* [Description of the task]
Search the material below for the string "text" and list each line that holds it.

-=-=-

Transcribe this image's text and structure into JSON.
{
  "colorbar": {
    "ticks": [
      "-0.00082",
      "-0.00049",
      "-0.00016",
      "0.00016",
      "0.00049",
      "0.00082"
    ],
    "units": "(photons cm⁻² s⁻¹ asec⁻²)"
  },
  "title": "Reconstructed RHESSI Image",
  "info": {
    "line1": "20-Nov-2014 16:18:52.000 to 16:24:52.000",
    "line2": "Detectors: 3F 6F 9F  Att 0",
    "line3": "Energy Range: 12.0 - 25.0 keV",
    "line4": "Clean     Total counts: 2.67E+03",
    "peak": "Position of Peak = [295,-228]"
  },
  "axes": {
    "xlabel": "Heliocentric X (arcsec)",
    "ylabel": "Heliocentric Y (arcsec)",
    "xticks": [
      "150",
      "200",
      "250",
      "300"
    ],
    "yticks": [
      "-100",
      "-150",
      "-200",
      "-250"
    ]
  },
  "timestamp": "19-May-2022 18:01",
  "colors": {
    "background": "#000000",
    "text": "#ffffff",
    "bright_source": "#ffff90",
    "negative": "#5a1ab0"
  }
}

-=-=-

* [Correct answer]
Transcribe this image's text and structure into JSON.
    "text": "#ffffff",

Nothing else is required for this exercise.